YOUR INSTRUCTIONS :: Working from the listing below, pick each line containing the word "pathology" and copy it.
• • • • •
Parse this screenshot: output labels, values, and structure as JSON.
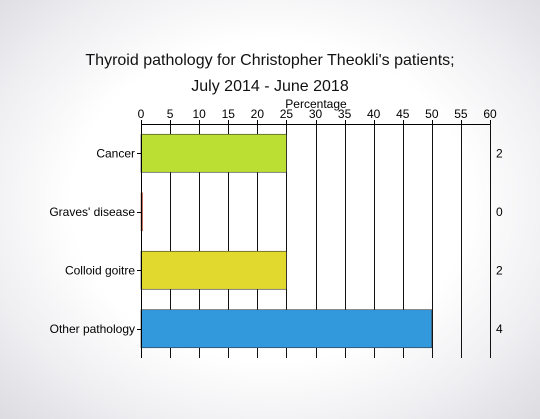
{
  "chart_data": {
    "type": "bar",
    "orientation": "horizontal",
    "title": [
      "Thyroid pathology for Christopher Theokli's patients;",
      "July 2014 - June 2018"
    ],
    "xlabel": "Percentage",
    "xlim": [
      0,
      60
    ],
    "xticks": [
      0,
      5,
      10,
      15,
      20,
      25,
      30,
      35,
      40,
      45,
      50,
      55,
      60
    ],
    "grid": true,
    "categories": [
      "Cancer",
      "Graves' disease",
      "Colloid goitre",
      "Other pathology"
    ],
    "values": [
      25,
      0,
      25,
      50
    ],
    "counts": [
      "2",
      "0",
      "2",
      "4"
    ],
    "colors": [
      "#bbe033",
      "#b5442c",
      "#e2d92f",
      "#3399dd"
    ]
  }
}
• • • • •
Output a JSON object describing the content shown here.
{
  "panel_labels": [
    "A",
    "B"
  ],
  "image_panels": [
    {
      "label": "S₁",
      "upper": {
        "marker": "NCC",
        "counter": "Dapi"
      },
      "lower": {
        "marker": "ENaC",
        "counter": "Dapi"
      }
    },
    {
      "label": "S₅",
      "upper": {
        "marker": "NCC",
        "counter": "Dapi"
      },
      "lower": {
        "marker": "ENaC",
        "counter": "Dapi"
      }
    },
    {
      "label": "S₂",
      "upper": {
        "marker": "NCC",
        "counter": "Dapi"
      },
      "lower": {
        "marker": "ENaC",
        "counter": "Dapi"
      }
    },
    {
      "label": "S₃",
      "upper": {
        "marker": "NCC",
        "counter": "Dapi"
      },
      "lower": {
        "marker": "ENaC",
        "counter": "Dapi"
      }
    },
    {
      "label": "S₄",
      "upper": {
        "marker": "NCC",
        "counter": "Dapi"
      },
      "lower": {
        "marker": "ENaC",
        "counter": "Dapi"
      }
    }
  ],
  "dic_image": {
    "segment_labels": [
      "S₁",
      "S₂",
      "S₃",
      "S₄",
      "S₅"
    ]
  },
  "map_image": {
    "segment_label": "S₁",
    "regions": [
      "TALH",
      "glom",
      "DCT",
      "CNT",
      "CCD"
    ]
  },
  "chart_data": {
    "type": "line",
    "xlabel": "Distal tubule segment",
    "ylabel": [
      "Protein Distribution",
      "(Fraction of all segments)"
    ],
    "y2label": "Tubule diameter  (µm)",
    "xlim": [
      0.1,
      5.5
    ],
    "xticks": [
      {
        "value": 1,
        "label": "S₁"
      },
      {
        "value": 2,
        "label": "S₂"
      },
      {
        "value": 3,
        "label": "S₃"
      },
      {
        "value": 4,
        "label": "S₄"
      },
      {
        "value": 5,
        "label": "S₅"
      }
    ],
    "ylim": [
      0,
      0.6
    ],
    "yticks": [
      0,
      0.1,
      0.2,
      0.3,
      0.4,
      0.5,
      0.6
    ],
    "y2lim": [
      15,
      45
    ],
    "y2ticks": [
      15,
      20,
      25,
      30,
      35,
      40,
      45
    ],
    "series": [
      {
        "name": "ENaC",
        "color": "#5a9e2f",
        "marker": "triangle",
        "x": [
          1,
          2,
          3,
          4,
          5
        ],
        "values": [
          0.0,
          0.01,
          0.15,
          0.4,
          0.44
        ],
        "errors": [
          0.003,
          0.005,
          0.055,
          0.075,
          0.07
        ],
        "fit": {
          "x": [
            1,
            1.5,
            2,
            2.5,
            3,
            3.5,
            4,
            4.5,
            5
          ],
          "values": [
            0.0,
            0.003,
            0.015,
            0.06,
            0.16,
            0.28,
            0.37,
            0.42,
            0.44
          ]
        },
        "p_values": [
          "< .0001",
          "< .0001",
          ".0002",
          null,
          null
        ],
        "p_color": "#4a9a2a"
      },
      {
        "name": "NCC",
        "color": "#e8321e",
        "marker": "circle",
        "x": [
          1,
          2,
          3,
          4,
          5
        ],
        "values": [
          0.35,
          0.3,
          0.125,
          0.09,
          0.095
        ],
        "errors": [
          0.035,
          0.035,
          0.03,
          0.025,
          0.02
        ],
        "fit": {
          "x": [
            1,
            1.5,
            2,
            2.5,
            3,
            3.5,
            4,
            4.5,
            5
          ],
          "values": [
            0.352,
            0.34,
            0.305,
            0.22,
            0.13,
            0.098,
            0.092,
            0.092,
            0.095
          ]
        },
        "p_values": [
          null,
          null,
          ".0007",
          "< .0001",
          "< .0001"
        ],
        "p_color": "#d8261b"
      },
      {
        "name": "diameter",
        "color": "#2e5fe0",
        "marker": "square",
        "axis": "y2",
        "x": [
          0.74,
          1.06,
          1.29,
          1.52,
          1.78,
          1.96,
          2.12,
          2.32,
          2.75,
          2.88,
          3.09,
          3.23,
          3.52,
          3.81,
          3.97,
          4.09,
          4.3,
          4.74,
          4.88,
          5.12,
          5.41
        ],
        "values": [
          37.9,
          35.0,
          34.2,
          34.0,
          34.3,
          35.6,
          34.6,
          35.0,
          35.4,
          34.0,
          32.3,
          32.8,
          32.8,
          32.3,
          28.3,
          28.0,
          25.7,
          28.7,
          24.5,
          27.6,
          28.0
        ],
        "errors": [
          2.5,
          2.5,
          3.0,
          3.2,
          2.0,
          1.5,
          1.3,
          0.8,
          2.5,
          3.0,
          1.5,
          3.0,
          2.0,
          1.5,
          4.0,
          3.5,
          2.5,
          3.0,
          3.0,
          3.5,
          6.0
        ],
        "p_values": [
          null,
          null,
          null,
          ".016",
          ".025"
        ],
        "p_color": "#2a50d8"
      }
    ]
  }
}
• • • • •
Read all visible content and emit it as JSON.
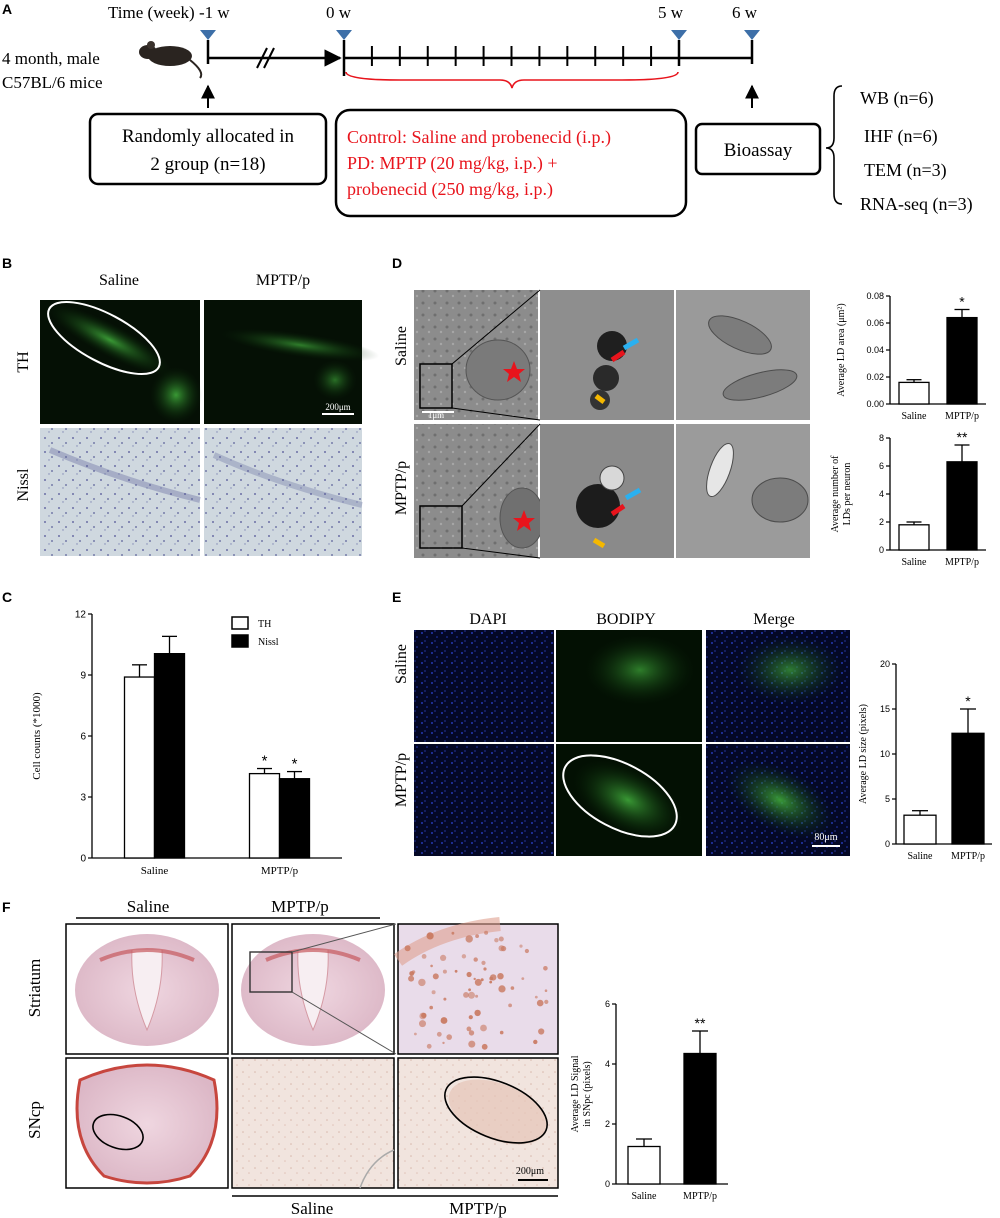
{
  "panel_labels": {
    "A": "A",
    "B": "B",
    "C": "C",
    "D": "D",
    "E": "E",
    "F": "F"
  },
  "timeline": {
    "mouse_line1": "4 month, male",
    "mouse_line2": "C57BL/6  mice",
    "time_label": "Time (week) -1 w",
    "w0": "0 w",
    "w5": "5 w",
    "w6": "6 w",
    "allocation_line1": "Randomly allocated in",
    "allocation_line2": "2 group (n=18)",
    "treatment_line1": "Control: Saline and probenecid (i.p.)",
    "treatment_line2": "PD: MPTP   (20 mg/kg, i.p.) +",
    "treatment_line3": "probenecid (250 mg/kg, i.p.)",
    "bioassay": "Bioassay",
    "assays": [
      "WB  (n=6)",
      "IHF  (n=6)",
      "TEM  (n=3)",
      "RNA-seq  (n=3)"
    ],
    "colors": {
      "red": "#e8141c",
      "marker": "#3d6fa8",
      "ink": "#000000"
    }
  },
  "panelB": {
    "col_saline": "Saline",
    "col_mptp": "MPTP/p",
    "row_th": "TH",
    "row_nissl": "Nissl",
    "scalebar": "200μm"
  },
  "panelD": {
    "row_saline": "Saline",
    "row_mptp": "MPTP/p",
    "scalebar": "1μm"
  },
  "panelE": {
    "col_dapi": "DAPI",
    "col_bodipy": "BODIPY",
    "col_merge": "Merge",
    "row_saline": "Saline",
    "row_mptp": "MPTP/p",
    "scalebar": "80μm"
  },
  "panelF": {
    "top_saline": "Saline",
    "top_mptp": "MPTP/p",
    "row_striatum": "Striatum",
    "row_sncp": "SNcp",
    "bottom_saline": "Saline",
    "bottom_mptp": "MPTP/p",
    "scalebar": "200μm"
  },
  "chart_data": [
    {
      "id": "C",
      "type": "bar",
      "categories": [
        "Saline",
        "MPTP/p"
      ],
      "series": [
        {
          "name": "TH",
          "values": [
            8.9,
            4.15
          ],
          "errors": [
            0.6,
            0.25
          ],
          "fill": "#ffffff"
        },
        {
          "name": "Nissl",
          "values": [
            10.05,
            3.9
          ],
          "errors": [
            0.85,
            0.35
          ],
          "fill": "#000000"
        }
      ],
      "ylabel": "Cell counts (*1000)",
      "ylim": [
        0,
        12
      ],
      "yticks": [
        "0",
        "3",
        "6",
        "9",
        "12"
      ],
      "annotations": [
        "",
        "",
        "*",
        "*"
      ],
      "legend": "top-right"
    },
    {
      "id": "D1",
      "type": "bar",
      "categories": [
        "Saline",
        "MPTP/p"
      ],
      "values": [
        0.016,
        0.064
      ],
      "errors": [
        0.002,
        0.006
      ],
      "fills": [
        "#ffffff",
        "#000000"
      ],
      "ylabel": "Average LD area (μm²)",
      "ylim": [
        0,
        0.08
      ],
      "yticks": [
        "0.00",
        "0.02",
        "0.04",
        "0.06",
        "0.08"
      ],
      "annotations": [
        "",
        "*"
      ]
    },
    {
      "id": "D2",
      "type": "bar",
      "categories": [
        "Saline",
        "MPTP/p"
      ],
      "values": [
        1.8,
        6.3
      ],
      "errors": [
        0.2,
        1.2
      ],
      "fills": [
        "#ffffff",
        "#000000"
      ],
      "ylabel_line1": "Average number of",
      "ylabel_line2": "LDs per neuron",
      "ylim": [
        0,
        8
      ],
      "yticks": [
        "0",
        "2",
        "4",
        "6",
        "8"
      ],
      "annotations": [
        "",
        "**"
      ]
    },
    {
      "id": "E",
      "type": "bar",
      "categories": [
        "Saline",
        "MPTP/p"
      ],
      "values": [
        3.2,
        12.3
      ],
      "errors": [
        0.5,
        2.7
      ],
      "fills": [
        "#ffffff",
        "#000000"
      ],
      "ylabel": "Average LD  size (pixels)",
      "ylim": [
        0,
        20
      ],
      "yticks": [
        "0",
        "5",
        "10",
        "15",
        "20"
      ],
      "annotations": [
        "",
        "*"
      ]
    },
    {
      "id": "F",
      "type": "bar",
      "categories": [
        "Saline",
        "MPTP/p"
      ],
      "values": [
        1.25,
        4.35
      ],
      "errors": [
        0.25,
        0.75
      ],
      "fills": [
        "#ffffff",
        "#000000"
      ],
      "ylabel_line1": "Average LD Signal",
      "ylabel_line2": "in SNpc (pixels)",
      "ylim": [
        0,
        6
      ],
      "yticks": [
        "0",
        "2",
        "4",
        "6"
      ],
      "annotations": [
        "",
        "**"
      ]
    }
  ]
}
• • • • •
SOLVED EXERCISE ::
      "Thyroid pathology for Christopher Theokli's patients;",
      "Other pathology"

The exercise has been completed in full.